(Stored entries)
--

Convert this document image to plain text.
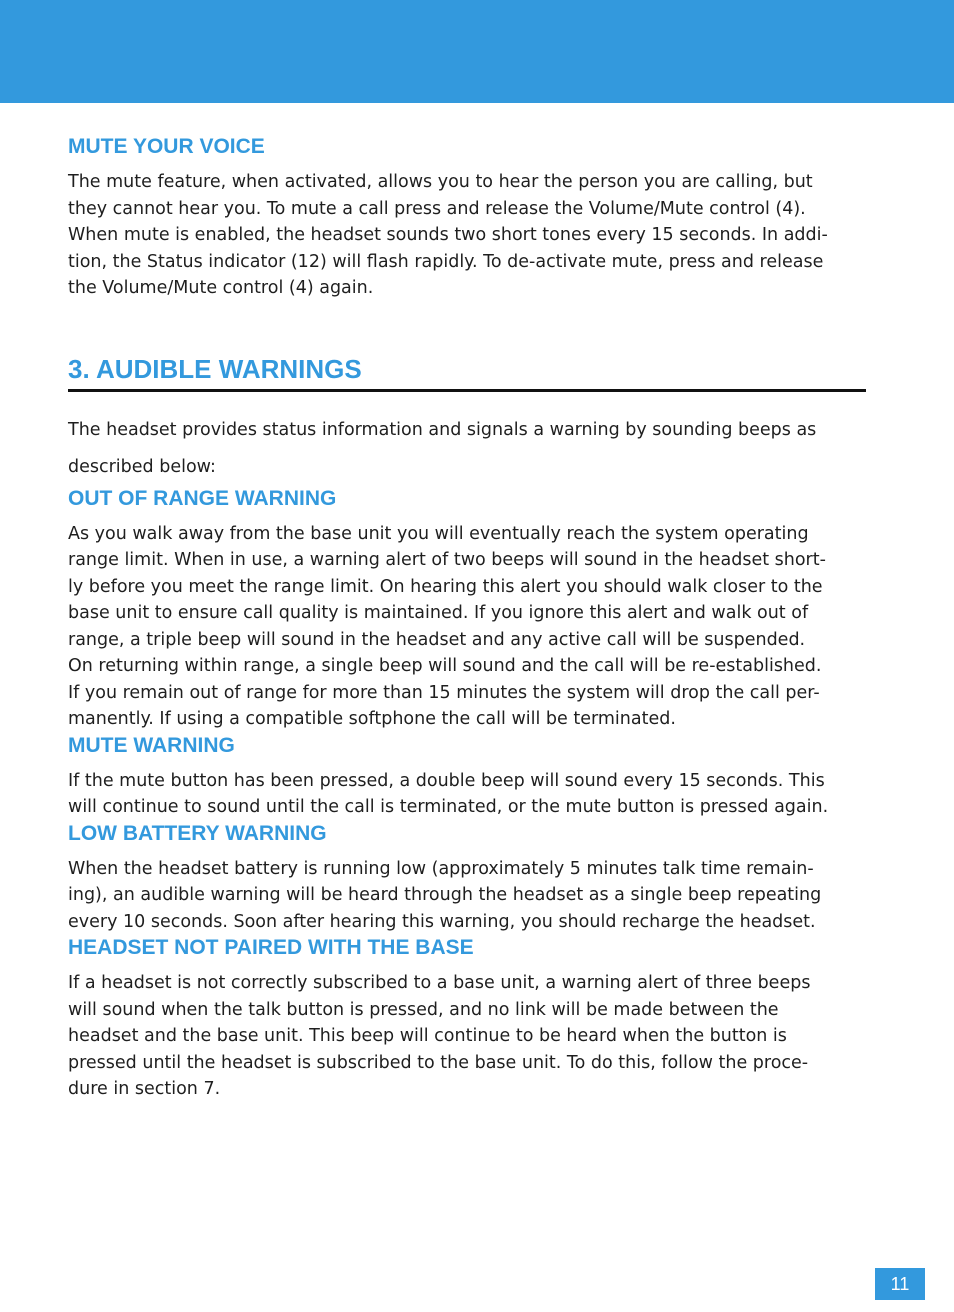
MUTE YOUR VOICE

The mute feature, when activated, allows you to hear the person you are calling, but
they cannot hear you. To mute a call press and release the Volume/Mute control (4).
When mute is enabled, the headset sounds two short tones every 15 seconds. In addi-
tion, the Status indicator (12) will flash rapidly. To de-activate mute, press and release
the Volume/Mute control (4) again.

3. AUDIBLE WARNINGS

The headset provides status information and signals a warning by sounding beeps as
described below:

OUT OF RANGE WARNING

As you walk away from the base unit you will eventually reach the system operating
range limit. When in use, a warning alert of two beeps will sound in the headset short-
ly before you meet the range limit. On hearing this alert you should walk closer to the
base unit to ensure call quality is maintained. If you ignore this alert and walk out of
range, a triple beep will sound in the headset and any active call will be suspended.
On returning within range, a single beep will sound and the call will be re-established.
If you remain out of range for more than 15 minutes the system will drop the call per-
manently. If using a compatible softphone the call will be terminated.

MUTE WARNING

If the mute button has been pressed, a double beep will sound every 15 seconds. This
will continue to sound until the call is terminated, or the mute button is pressed again.

LOW BATTERY WARNING

When the headset battery is running low (approximately 5 minutes talk time remain-
ing), an audible warning will be heard through the headset as a single beep repeating
every 10 seconds. Soon after hearing this warning, you should recharge the headset.

HEADSET NOT PAIRED WITH THE BASE

If a headset is not correctly subscribed to a base unit, a warning alert of three beeps
will sound when the talk button is pressed, and no link will be made between the
headset and the base unit. This beep will continue to be heard when the button is
pressed until the headset is subscribed to the base unit. To do this, follow the proce-
dure in section 7.

11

--

(Goal of the exercise)
From the data above, gather every line that includes the word "hearing".

(Completed task)
ly before you meet the range limit. On hearing this alert you should walk closer to the
every 10 seconds. Soon after hearing this warning, you should recharge the headset.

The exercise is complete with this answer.